Exactly as given, repeat all of the entries.
— Begin —
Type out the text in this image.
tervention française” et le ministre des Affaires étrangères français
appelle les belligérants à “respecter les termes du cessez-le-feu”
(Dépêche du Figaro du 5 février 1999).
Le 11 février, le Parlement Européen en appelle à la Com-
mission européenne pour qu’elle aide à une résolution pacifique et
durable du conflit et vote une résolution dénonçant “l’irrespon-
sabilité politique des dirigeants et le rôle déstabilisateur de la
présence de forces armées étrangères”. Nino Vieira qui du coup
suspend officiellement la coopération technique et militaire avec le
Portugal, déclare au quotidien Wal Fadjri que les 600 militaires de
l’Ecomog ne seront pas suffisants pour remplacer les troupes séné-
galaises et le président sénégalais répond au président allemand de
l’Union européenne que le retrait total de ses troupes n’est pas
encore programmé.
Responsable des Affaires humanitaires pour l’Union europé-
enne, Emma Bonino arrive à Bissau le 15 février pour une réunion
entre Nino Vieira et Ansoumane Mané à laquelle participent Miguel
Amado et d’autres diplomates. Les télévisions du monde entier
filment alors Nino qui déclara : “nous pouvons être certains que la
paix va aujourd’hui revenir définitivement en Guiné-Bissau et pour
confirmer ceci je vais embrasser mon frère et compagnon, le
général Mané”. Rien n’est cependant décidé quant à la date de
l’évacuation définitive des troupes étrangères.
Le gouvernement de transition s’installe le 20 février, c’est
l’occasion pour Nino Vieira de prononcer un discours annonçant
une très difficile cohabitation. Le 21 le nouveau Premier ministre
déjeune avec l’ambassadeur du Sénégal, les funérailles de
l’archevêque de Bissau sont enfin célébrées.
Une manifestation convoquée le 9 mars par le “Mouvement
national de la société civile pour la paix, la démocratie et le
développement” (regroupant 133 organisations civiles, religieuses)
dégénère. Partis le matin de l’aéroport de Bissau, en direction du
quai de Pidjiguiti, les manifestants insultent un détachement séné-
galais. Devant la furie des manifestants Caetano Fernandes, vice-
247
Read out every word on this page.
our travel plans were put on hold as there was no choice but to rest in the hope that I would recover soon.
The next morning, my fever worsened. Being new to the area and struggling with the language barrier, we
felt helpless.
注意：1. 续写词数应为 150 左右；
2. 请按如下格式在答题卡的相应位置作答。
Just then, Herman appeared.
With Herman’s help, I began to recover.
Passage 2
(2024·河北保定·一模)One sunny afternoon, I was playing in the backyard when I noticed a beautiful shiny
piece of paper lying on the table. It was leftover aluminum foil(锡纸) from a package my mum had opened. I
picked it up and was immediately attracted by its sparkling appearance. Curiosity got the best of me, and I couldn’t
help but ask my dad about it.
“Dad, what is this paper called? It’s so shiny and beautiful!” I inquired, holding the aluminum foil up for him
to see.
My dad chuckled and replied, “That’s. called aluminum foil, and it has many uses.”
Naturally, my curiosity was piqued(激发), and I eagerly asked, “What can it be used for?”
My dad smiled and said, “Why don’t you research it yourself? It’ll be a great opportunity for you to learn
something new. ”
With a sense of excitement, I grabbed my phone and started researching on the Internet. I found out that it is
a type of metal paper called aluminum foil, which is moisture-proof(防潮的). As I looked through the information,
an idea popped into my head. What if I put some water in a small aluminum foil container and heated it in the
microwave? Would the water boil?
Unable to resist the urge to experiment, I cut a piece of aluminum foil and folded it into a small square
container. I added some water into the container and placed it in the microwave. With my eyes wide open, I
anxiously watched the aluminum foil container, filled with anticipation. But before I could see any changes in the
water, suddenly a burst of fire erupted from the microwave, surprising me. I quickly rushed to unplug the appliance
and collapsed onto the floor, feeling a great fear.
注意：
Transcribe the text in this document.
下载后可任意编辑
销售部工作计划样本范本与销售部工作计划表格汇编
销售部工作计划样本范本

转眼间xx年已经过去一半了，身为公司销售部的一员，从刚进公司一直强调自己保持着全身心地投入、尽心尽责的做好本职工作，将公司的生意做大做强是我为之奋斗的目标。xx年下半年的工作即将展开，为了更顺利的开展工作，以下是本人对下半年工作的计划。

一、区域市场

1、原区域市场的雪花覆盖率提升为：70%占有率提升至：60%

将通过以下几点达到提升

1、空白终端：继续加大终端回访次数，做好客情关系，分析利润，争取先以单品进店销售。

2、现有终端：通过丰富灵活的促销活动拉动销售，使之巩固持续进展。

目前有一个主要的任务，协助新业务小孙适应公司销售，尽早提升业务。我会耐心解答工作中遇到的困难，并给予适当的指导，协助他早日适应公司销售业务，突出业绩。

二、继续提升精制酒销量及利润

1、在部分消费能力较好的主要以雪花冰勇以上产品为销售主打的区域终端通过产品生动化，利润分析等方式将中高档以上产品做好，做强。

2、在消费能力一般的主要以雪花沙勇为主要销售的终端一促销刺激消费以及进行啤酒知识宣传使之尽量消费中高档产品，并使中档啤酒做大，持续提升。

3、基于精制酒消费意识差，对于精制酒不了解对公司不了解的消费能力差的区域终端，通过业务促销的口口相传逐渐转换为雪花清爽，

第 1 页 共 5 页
— End —
TASK SOLUTION —
Type out the text in this image.
tervention française” et le ministre des Affaires étrangères français
appelle les belligérants à “respecter les termes du cessez-le-feu”
(Dépêche du Figaro du 5 février 1999).
Le 11 février, le Parlement Européen en appelle à la Com-
mission européenne pour qu’elle aide à une résolution pacifique et
durable du conflit et vote une résolution dénonçant “l’irrespon-
sabilité politique des dirigeants et le rôle déstabilisateur de la
présence de forces armées étrangères”. Nino Vieira qui du coup
suspend officiellement la coopération technique et militaire avec le
Portugal, déclare au quotidien Wal Fadjri que les 600 militaires de
l’Ecomog ne seront pas suffisants pour remplacer les troupes séné-
galaises et le président sénégalais répond au président allemand de
l’Union européenne que le retrait total de ses troupes n’est pas
encore programmé.
Responsable des Affaires humanitaires pour l’Union europé-
enne, Emma Bonino arrive à Bissau le 15 février pour une réunion
entre Nino Vieira et Ansoumane Mané à laquelle participent Miguel
Amado et d’autres diplomates. Les télévisions du monde entier
filment alors Nino qui déclara : “nous pouvons être certains que la
paix va aujourd’hui revenir définitivement en Guiné-Bissau et pour
confirmer ceci je vais embrasser mon frère et compagnon, le
général Mané”. Rien n’est cependant décidé quant à la date de
l’évacuation définitive des troupes étrangères.
Le gouvernement de transition s’installe le 20 février, c’est
l’occasion pour Nino Vieira de prononcer un discours annonçant
une très difficile cohabitation. Le 21 le nouveau Premier ministre
déjeune avec l’ambassadeur du Sénégal, les funérailles de
l’archevêque de Bissau sont enfin célébrées.
Une manifestation convoquée le 9 mars par le “Mouvement
national de la société civile pour la paix, la démocratie et le
développement” (regroupant 133 organisations civiles, religieuses)
dégénère. Partis le matin de l’aéroport de Bissau, en direction du
quai de Pidjiguiti, les manifestants insultent un détachement séné-
galais. Devant la furie des manifestants Caetano Fernandes, vice-
247
Read out every word on this page.
our travel plans were put on hold as there was no choice but to rest in the hope that I would recover soon.
The next morning, my fever worsened. Being new to the area and struggling with the language barrier, we
felt helpless.
注意：1. 续写词数应为 150 左右；
2. 请按如下格式在答题卡的相应位置作答。
Just then, Herman appeared.
With Herman’s help, I began to recover.
Passage 2
(2024·河北保定·一模)One sunny afternoon, I was playing in the backyard when I noticed a beautiful shiny
piece of paper lying on the table. It was leftover aluminum foil(锡纸) from a package my mum had opened. I
picked it up and was immediately attracted by its sparkling appearance. Curiosity got the best of me, and I couldn’t
help but ask my dad about it.
“Dad, what is this paper called? It’s so shiny and beautiful!” I inquired, holding the aluminum foil up for him
to see.
My dad chuckled and replied, “That’s. called aluminum foil, and it has many uses.”
Naturally, my curiosity was piqued(激发), and I eagerly asked, “What can it be used for?”
My dad smiled and said, “Why don’t you research it yourself? It’ll be a great opportunity for you to learn
something new. ”
With a sense of excitement, I grabbed my phone and started researching on the Internet. I found out that it is
a type of metal paper called aluminum foil, which is moisture-proof(防潮的). As I looked through the information,
an idea popped into my head. What if I put some water in a small aluminum foil container and heated it in the
microwave? Would the water boil?
Unable to resist the urge to experiment, I cut a piece of aluminum foil and folded it into a small square
container. I added some water into the container and placed it in the microwave. With my eyes wide open, I
anxiously watched the aluminum foil container, filled with anticipation. But before I could see any changes in the
water, suddenly a burst of fire erupted from the microwave, surprising me. I quickly rushed to unplug the appliance
and collapsed onto the floor, feeling a great fear.
注意：
Transcribe the text in this document.
下载后可任意编辑
销售部工作计划样本范本与销售部工作计划表格汇编
销售部工作计划样本范本

转眼间xx年已经过去一半了，身为公司销售部的一员，从刚进公司一直强调自己保持着全身心地投入、尽心尽责的做好本职工作，将公司的生意做大做强是我为之奋斗的目标。xx年下半年的工作即将展开，为了更顺利的开展工作，以下是本人对下半年工作的计划。

一、区域市场

1、原区域市场的雪花覆盖率提升为：70%占有率提升至：60%

将通过以下几点达到提升

1、空白终端：继续加大终端回访次数，做好客情关系，分析利润，争取先以单品进店销售。

2、现有终端：通过丰富灵活的促销活动拉动销售，使之巩固持续进展。

目前有一个主要的任务，协助新业务小孙适应公司销售，尽早提升业务。我会耐心解答工作中遇到的困难，并给予适当的指导，协助他早日适应公司销售业务，突出业绩。

二、继续提升精制酒销量及利润

1、在部分消费能力较好的主要以雪花冰勇以上产品为销售主打的区域终端通过产品生动化，利润分析等方式将中高档以上产品做好，做强。

2、在消费能力一般的主要以雪花沙勇为主要销售的终端一促销刺激消费以及进行啤酒知识宣传使之尽量消费中高档产品，并使中档啤酒做大，持续提升。

3、基于精制酒消费意识差，对于精制酒不了解对公司不了解的消费能力差的区域终端，通过业务促销的口口相传逐渐转换为雪花清爽，

第 1 页 共 5 页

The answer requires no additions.